**EXERCISE DIRECTIONS:**
The records below need retyping in full; give them again exactly.

Excerpts from a figure dataset
■ ■ ■ ■ ■

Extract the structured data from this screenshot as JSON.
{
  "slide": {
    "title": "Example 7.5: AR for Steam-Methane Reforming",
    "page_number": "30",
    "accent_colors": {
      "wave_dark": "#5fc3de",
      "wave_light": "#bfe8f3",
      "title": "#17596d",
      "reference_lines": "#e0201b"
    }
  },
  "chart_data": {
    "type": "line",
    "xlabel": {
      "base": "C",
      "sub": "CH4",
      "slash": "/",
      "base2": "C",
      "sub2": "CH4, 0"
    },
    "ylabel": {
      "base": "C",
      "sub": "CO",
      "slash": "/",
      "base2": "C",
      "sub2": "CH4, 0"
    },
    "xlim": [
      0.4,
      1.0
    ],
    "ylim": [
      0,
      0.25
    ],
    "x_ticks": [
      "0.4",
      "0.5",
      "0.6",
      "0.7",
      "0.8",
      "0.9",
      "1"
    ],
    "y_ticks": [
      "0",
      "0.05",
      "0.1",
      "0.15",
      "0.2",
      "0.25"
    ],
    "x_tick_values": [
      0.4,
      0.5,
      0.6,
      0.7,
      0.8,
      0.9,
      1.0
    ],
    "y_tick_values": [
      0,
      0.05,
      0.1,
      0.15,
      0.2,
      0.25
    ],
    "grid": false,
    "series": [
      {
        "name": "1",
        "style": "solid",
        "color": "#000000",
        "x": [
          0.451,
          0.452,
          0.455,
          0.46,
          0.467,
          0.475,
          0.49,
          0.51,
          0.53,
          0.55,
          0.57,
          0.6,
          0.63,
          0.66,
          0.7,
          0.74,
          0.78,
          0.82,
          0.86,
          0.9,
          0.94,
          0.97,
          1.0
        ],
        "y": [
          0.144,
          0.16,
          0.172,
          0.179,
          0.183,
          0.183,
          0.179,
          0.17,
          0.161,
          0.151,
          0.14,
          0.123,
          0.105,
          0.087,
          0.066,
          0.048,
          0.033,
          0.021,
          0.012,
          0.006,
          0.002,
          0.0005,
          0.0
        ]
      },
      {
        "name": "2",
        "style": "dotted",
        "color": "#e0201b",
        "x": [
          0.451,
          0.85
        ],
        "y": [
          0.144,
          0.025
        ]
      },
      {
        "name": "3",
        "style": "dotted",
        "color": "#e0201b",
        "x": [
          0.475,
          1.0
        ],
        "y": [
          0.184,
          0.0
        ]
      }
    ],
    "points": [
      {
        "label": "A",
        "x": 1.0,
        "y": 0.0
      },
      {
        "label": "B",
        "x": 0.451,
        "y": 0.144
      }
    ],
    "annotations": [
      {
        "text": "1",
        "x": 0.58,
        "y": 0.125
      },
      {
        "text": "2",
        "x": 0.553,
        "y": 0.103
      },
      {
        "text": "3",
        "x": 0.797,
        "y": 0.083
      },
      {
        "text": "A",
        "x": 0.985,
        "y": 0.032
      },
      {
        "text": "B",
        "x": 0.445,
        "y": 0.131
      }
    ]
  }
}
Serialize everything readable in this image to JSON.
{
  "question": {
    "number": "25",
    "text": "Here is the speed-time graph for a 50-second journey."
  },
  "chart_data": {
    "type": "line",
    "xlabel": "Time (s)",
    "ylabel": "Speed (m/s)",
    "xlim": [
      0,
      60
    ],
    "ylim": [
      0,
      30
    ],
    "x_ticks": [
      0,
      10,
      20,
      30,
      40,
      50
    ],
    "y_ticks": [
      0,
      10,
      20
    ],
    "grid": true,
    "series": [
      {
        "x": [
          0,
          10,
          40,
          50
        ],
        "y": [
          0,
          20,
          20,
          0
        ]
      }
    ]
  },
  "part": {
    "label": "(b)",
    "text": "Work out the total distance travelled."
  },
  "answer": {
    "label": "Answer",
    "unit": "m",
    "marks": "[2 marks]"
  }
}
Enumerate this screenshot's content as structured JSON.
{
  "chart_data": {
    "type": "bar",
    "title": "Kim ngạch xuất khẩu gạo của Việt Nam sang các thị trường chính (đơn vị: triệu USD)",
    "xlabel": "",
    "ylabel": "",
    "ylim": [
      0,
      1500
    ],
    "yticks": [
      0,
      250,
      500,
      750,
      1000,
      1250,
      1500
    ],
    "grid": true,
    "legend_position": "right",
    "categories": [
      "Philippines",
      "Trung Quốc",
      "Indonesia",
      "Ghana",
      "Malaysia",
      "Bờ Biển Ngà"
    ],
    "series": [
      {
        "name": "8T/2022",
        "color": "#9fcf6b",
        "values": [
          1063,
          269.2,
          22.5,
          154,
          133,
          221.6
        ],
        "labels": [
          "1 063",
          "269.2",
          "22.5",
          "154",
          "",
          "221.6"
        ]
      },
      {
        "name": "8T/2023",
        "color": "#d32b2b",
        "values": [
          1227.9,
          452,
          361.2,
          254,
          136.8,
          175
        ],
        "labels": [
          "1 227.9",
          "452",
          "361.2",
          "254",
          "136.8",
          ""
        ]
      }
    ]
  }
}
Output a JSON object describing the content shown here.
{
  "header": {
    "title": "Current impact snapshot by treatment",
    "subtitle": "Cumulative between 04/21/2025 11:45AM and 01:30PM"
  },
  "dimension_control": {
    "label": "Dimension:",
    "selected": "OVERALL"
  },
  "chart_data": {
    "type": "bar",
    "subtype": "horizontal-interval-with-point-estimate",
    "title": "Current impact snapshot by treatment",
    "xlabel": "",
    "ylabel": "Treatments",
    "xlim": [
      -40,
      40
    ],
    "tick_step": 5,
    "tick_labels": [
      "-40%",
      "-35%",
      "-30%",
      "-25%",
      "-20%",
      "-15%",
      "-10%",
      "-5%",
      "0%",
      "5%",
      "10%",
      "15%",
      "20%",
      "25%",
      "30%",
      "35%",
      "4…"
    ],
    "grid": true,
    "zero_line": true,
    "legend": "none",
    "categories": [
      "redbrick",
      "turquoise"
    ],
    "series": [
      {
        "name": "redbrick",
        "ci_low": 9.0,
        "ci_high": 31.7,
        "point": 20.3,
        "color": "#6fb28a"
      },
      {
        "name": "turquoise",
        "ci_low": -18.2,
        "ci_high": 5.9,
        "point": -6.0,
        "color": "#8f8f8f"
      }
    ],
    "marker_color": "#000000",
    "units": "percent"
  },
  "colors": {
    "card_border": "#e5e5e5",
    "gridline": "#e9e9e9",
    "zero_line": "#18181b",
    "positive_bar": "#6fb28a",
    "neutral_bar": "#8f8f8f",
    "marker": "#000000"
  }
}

■ ■ ■ ■ ■

**OUTPUT:**
Extract the structured data from this screenshot as JSON.
{
  "slide": {
    "title": "Example 7.5: AR for Steam-Methane Reforming",
    "page_number": "30",
    "accent_colors": {
      "wave_dark": "#5fc3de",
      "wave_light": "#bfe8f3",
      "title": "#17596d",
      "reference_lines": "#e0201b"
    }
  },
  "chart_data": {
    "type": "line",
    "xlabel": {
      "base": "C",
      "sub": "CH4",
      "slash": "/",
      "base2": "C",
      "sub2": "CH4, 0"
    },
    "ylabel": {
      "base": "C",
      "sub": "CO",
      "slash": "/",
      "base2": "C",
      "sub2": "CH4, 0"
    },
    "xlim": [
      0.4,
      1.0
    ],
    "ylim": [
      0,
      0.25
    ],
    "x_ticks": [
      "0.4",
      "0.5",
      "0.6",
      "0.7",
      "0.8",
      "0.9",
      "1"
    ],
    "y_ticks": [
      "0",
      "0.05",
      "0.1",
      "0.15",
      "0.2",
      "0.25"
    ],
    "x_tick_values": [
      0.4,
      0.5,
      0.6,
      0.7,
      0.8,
      0.9,
      1.0
    ],
    "y_tick_values": [
      0,
      0.05,
      0.1,
      0.15,
      0.2,
      0.25
    ],
    "grid": false,
    "series": [
      {
        "name": "1",
        "style": "solid",
        "color": "#000000",
        "x": [
          0.451,
          0.452,
          0.455,
          0.46,
          0.467,
          0.475,
          0.49,
          0.51,
          0.53,
          0.55,
          0.57,
          0.6,
          0.63,
          0.66,
          0.7,
          0.74,
          0.78,
          0.82,
          0.86,
          0.9,
          0.94,
          0.97,
          1.0
        ],
        "y": [
          0.144,
          0.16,
          0.172,
          0.179,
          0.183,
          0.183,
          0.179,
          0.17,
          0.161,
          0.151,
          0.14,
          0.123,
          0.105,
          0.087,
          0.066,
          0.048,
          0.033,
          0.021,
          0.012,
          0.006,
          0.002,
          0.0005,
          0.0
        ]
      },
      {
        "name": "2",
        "style": "dotted",
        "color": "#e0201b",
        "x": [
          0.451,
          0.85
        ],
        "y": [
          0.144,
          0.025
        ]
      },
      {
        "name": "3",
        "style": "dotted",
        "color": "#e0201b",
        "x": [
          0.475,
          1.0
        ],
        "y": [
          0.184,
          0.0
        ]
      }
    ],
    "points": [
      {
        "label": "A",
        "x": 1.0,
        "y": 0.0
      },
      {
        "label": "B",
        "x": 0.451,
        "y": 0.144
      }
    ],
    "annotations": [
      {
        "text": "1",
        "x": 0.58,
        "y": 0.125
      },
      {
        "text": "2",
        "x": 0.553,
        "y": 0.103
      },
      {
        "text": "3",
        "x": 0.797,
        "y": 0.083
      },
      {
        "text": "A",
        "x": 0.985,
        "y": 0.032
      },
      {
        "text": "B",
        "x": 0.445,
        "y": 0.131
      }
    ]
  }
}
Serialize everything readable in this image to JSON.
{
  "question": {
    "number": "25",
    "text": "Here is the speed-time graph for a 50-second journey."
  },
  "chart_data": {
    "type": "line",
    "xlabel": "Time (s)",
    "ylabel": "Speed (m/s)",
    "xlim": [
      0,
      60
    ],
    "ylim": [
      0,
      30
    ],
    "x_ticks": [
      0,
      10,
      20,
      30,
      40,
      50
    ],
    "y_ticks": [
      0,
      10,
      20
    ],
    "grid": true,
    "series": [
      {
        "x": [
          0,
          10,
          40,
          50
        ],
        "y": [
          0,
          20,
          20,
          0
        ]
      }
    ]
  },
  "part": {
    "label": "(b)",
    "text": "Work out the total distance travelled."
  },
  "answer": {
    "label": "Answer",
    "unit": "m",
    "marks": "[2 marks]"
  }
}
Enumerate this screenshot's content as structured JSON.
{
  "chart_data": {
    "type": "bar",
    "title": "Kim ngạch xuất khẩu gạo của Việt Nam sang các thị trường chính (đơn vị: triệu USD)",
    "xlabel": "",
    "ylabel": "",
    "ylim": [
      0,
      1500
    ],
    "yticks": [
      0,
      250,
      500,
      750,
      1000,
      1250,
      1500
    ],
    "grid": true,
    "legend_position": "right",
    "categories": [
      "Philippines",
      "Trung Quốc",
      "Indonesia",
      "Ghana",
      "Malaysia",
      "Bờ Biển Ngà"
    ],
    "series": [
      {
        "name": "8T/2022",
        "color": "#9fcf6b",
        "values": [
          1063,
          269.2,
          22.5,
          154,
          133,
          221.6
        ],
        "labels": [
          "1 063",
          "269.2",
          "22.5",
          "154",
          "",
          "221.6"
        ]
      },
      {
        "name": "8T/2023",
        "color": "#d32b2b",
        "values": [
          1227.9,
          452,
          361.2,
          254,
          136.8,
          175
        ],
        "labels": [
          "1 227.9",
          "452",
          "361.2",
          "254",
          "136.8",
          ""
        ]
      }
    ]
  }
}
Output a JSON object describing the content shown here.
{
  "header": {
    "title": "Current impact snapshot by treatment",
    "subtitle": "Cumulative between 04/21/2025 11:45AM and 01:30PM"
  },
  "dimension_control": {
    "label": "Dimension:",
    "selected": "OVERALL"
  },
  "chart_data": {
    "type": "bar",
    "subtype": "horizontal-interval-with-point-estimate",
    "title": "Current impact snapshot by treatment",
    "xlabel": "",
    "ylabel": "Treatments",
    "xlim": [
      -40,
      40
    ],
    "tick_step": 5,
    "tick_labels": [
      "-40%",
      "-35%",
      "-30%",
      "-25%",
      "-20%",
      "-15%",
      "-10%",
      "-5%",
      "0%",
      "5%",
      "10%",
      "15%",
      "20%",
      "25%",
      "30%",
      "35%",
      "4…"
    ],
    "grid": true,
    "zero_line": true,
    "legend": "none",
    "categories": [
      "redbrick",
      "turquoise"
    ],
    "series": [
      {
        "name": "redbrick",
        "ci_low": 9.0,
        "ci_high": 31.7,
        "point": 20.3,
        "color": "#6fb28a"
      },
      {
        "name": "turquoise",
        "ci_low": -18.2,
        "ci_high": 5.9,
        "point": -6.0,
        "color": "#8f8f8f"
      }
    ],
    "marker_color": "#000000",
    "units": "percent"
  },
  "colors": {
    "card_border": "#e5e5e5",
    "gridline": "#e9e9e9",
    "zero_line": "#18181b",
    "positive_bar": "#6fb28a",
    "neutral_bar": "#8f8f8f",
    "marker": "#000000"
  }
}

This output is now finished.